• [Exercise] All of the lines below are to be printed again exactly; images are excluded from the output.
___ The data
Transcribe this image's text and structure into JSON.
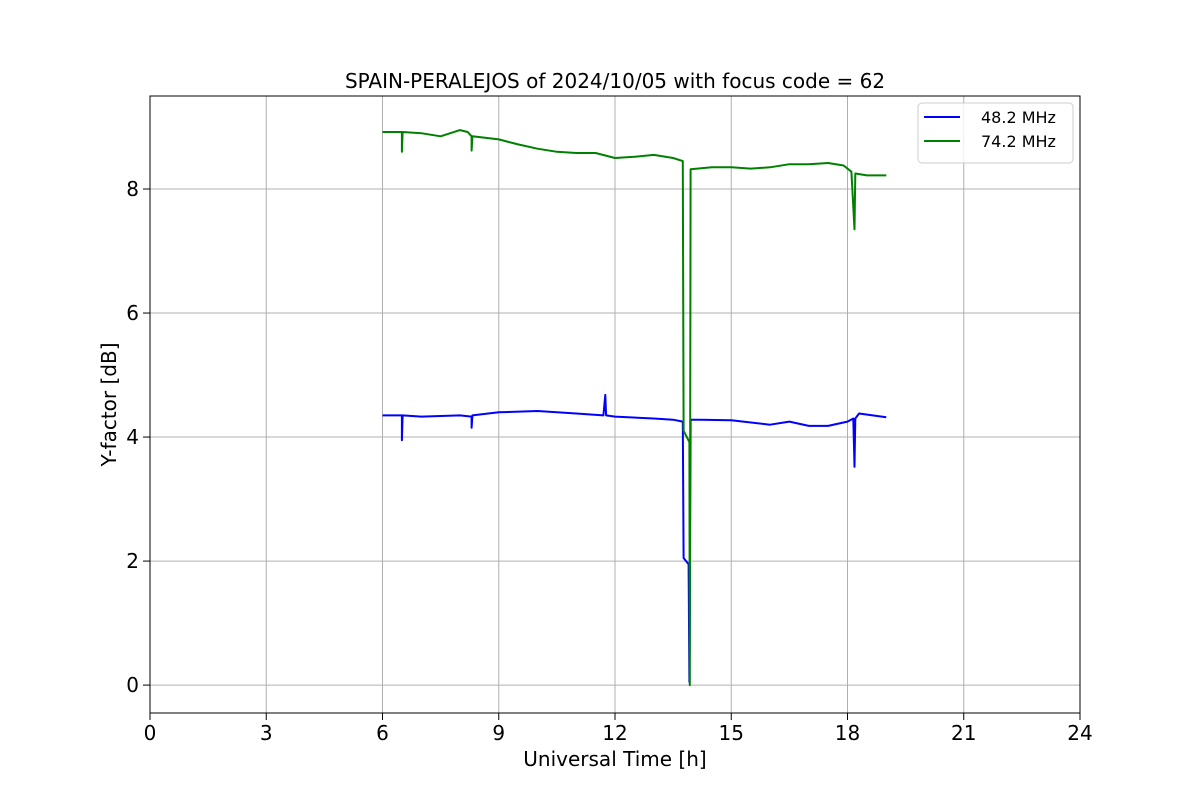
{
  "chart_data": {
    "type": "line",
    "title": "SPAIN-PERALEJOS of 2024/10/05 with focus code = 62",
    "xlabel": "Universal Time [h]",
    "ylabel": "Y-factor [dB]",
    "xlim": [
      0,
      24
    ],
    "ylim": [
      -0.45,
      9.5
    ],
    "xticks": [
      0,
      3,
      6,
      9,
      12,
      15,
      18,
      21,
      24
    ],
    "xtick_labels": [
      "0",
      "3",
      "6",
      "9",
      "12",
      "15",
      "18",
      "21",
      "24"
    ],
    "yticks": [
      0,
      2,
      4,
      6,
      8
    ],
    "ytick_labels": [
      "0",
      "2",
      "4",
      "6",
      "8"
    ],
    "grid": true,
    "legend_position": "top-right",
    "series": [
      {
        "name": "48.2 MHz",
        "color": "#0000ff",
        "x": [
          6.0,
          6.5,
          6.5,
          6.52,
          7.0,
          8.0,
          8.3,
          8.3,
          8.32,
          9.0,
          10.0,
          11.0,
          11.7,
          11.75,
          11.77,
          12.0,
          13.0,
          13.5,
          13.75,
          13.77,
          13.9,
          13.92,
          13.93,
          13.95,
          14.2,
          15.0,
          16.0,
          16.5,
          17.0,
          17.5,
          18.0,
          18.15,
          18.18,
          18.2,
          18.3,
          19.0
        ],
        "y": [
          4.35,
          4.35,
          3.95,
          4.35,
          4.33,
          4.35,
          4.33,
          4.15,
          4.35,
          4.4,
          4.42,
          4.38,
          4.35,
          4.68,
          4.35,
          4.33,
          4.3,
          4.28,
          4.25,
          2.05,
          1.95,
          0.05,
          1.2,
          4.28,
          4.28,
          4.27,
          4.2,
          4.25,
          4.18,
          4.18,
          4.25,
          4.3,
          3.52,
          4.3,
          4.38,
          4.32
        ]
      },
      {
        "name": "74.2 MHz",
        "color": "#008000",
        "x": [
          6.0,
          6.5,
          6.5,
          6.52,
          7.0,
          7.5,
          8.0,
          8.2,
          8.3,
          8.3,
          8.32,
          9.0,
          9.5,
          10.0,
          10.5,
          11.0,
          11.5,
          12.0,
          12.5,
          13.0,
          13.5,
          13.75,
          13.77,
          13.92,
          13.93,
          13.95,
          14.5,
          15.0,
          15.5,
          16.0,
          16.5,
          17.0,
          17.5,
          17.9,
          18.1,
          18.18,
          18.2,
          18.5,
          19.0
        ],
        "y": [
          8.92,
          8.92,
          8.6,
          8.92,
          8.9,
          8.85,
          8.95,
          8.92,
          8.85,
          8.62,
          8.85,
          8.8,
          8.72,
          8.65,
          8.6,
          8.58,
          8.58,
          8.5,
          8.52,
          8.55,
          8.5,
          8.45,
          4.1,
          3.92,
          0.0,
          8.32,
          8.35,
          8.35,
          8.33,
          8.35,
          8.4,
          8.4,
          8.42,
          8.38,
          8.28,
          7.35,
          8.25,
          8.22,
          8.22
        ]
      }
    ]
  }
}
______
• [Solved exercise]
Transcribe this image's text and structure into JSON.
{
  "chart_data": {
    "type": "line",
    "title": "SPAIN-PERALEJOS of 2024/10/05 with focus code = 62",
    "xlabel": "Universal Time [h]",
    "ylabel": "Y-factor [dB]",
    "xlim": [
      0,
      24
    ],
    "ylim": [
      -0.45,
      9.5
    ],
    "xticks": [
      0,
      3,
      6,
      9,
      12,
      15,
      18,
      21,
      24
    ],
    "xtick_labels": [
      "0",
      "3",
      "6",
      "9",
      "12",
      "15",
      "18",
      "21",
      "24"
    ],
    "yticks": [
      0,
      2,
      4,
      6,
      8
    ],
    "ytick_labels": [
      "0",
      "2",
      "4",
      "6",
      "8"
    ],
    "grid": true,
    "legend_position": "top-right",
    "series": [
      {
        "name": "48.2 MHz",
        "color": "#0000ff",
        "x": [
          6.0,
          6.5,
          6.5,
          6.52,
          7.0,
          8.0,
          8.3,
          8.3,
          8.32,
          9.0,
          10.0,
          11.0,
          11.7,
          11.75,
          11.77,
          12.0,
          13.0,
          13.5,
          13.75,
          13.77,
          13.9,
          13.92,
          13.93,
          13.95,
          14.2,
          15.0,
          16.0,
          16.5,
          17.0,
          17.5,
          18.0,
          18.15,
          18.18,
          18.2,
          18.3,
          19.0
        ],
        "y": [
          4.35,
          4.35,
          3.95,
          4.35,
          4.33,
          4.35,
          4.33,
          4.15,
          4.35,
          4.4,
          4.42,
          4.38,
          4.35,
          4.68,
          4.35,
          4.33,
          4.3,
          4.28,
          4.25,
          2.05,
          1.95,
          0.05,
          1.2,
          4.28,
          4.28,
          4.27,
          4.2,
          4.25,
          4.18,
          4.18,
          4.25,
          4.3,
          3.52,
          4.3,
          4.38,
          4.32
        ]
      },
      {
        "name": "74.2 MHz",
        "color": "#008000",
        "x": [
          6.0,
          6.5,
          6.5,
          6.52,
          7.0,
          7.5,
          8.0,
          8.2,
          8.3,
          8.3,
          8.32,
          9.0,
          9.5,
          10.0,
          10.5,
          11.0,
          11.5,
          12.0,
          12.5,
          13.0,
          13.5,
          13.75,
          13.77,
          13.92,
          13.93,
          13.95,
          14.5,
          15.0,
          15.5,
          16.0,
          16.5,
          17.0,
          17.5,
          17.9,
          18.1,
          18.18,
          18.2,
          18.5,
          19.0
        ],
        "y": [
          8.92,
          8.92,
          8.6,
          8.92,
          8.9,
          8.85,
          8.95,
          8.92,
          8.85,
          8.62,
          8.85,
          8.8,
          8.72,
          8.65,
          8.6,
          8.58,
          8.58,
          8.5,
          8.52,
          8.55,
          8.5,
          8.45,
          4.1,
          3.92,
          0.0,
          8.32,
          8.35,
          8.35,
          8.33,
          8.35,
          8.4,
          8.4,
          8.42,
          8.38,
          8.28,
          7.35,
          8.25,
          8.22,
          8.22
        ]
      }
    ]
  }
}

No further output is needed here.